▶ _Exercise instructions_: Repeat, exactly and in full, the lines of the listing below, but without any pictures.

— START Records to process —

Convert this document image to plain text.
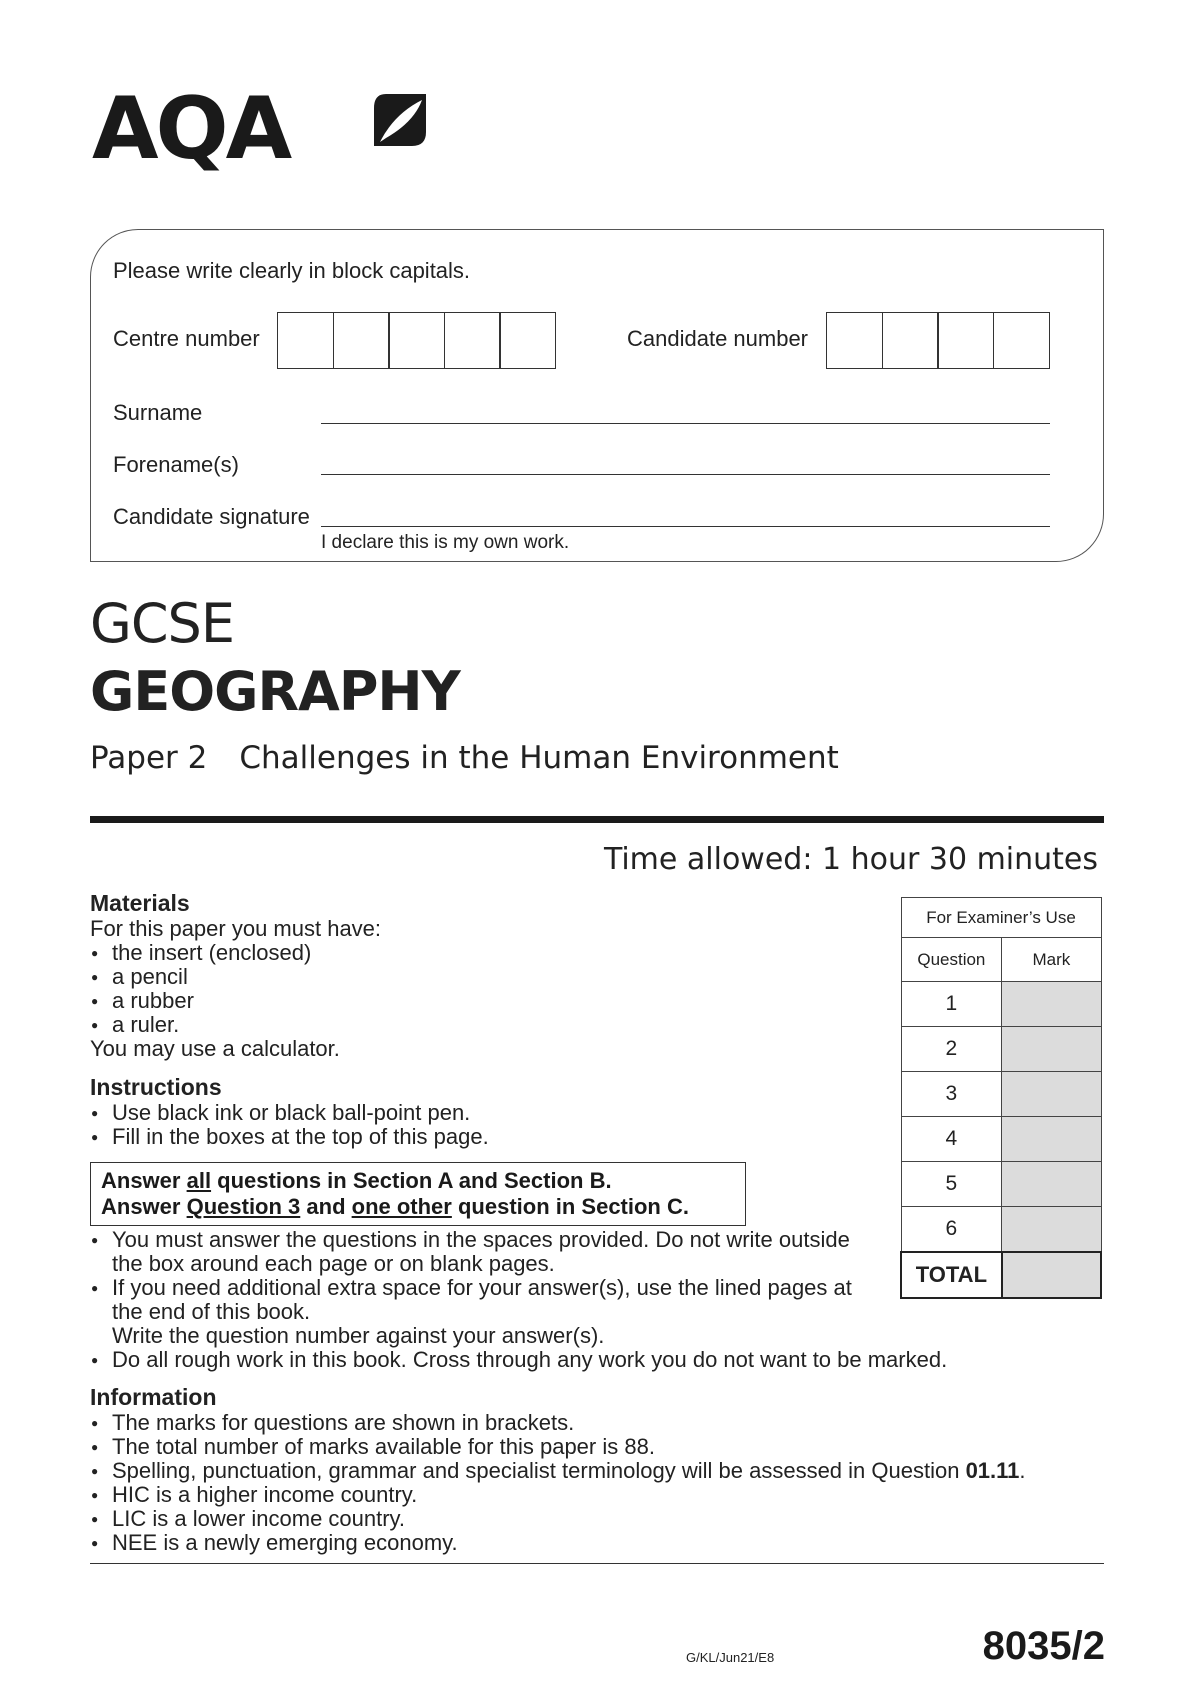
AQA
Please write clearly in block capitals.
Centre number	Candidate number
Surname
Forename(s)
Candidate signature
I declare this is my own work.
GCSE
GEOGRAPHY
Paper 2 Challenges in the Human Environment
Time allowed: 1 hour 30 minutes
Materials
For this paper you must have:
● the insert (enclosed)
● a pencil
● a rubber
● a ruler.
You may use a calculator.
Instructions
● Use black ink or black ball-point pen.
● Fill in the boxes at the top of this page.
Answer all questions in Section A and Section B.
Answer Question 3 and one other question in Section C.
● You must answer the questions in the spaces provided. Do not write outside the box around each page or on blank pages.
● If you need additional extra space for your answer(s), use the lined pages at the end of this book.
Write the question number against your answer(s).
● Do all rough work in this book. Cross through any work you do not want to be marked.
Information
● The marks for questions are shown in brackets.
● The total number of marks available for this paper is 88.
● Spelling, punctuation, grammar and specialist terminology will be assessed in Question 01.11.
● HIC is a higher income country.
● LIC is a lower income country.
● NEE is a newly emerging economy.
For Examiner’s Use	
Question	Mark
1	
2	
3	
4	
5	
6	
TOTAL	
G/KL/Jun21/E8	8035/2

— END Records to process —

▶ _The response_:
Convert this document image to plain text.
AQA
Please write clearly in block capitals.
Centre number	Candidate number
Surname
Forename(s)
Candidate signature
I declare this is my own work.
GCSE
GEOGRAPHY
Paper 2 Challenges in the Human Environment
Time allowed: 1 hour 30 minutes
Materials
For this paper you must have:
● the insert (enclosed)
● a pencil
● a rubber
● a ruler.
You may use a calculator.
Instructions
● Use black ink or black ball-point pen.
● Fill in the boxes at the top of this page.
Answer all questions in Section A and Section B.
Answer Question 3 and one other question in Section C.
● You must answer the questions in the spaces provided. Do not write outside the box around each page or on blank pages.
● If you need additional extra space for your answer(s), use the lined pages at the end of this book.
Write the question number against your answer(s).
● Do all rough work in this book. Cross through any work you do not want to be marked.
Information
● The marks for questions are shown in brackets.
● The total number of marks available for this paper is 88.
● Spelling, punctuation, grammar and specialist terminology will be assessed in Question 01.11.
● HIC is a higher income country.
● LIC is a lower income country.
● NEE is a newly emerging economy.
For Examiner’s Use	
Question	Mark
1	
2	
3	
4	
5	
6	
TOTAL	
G/KL/Jun21/E8	8035/2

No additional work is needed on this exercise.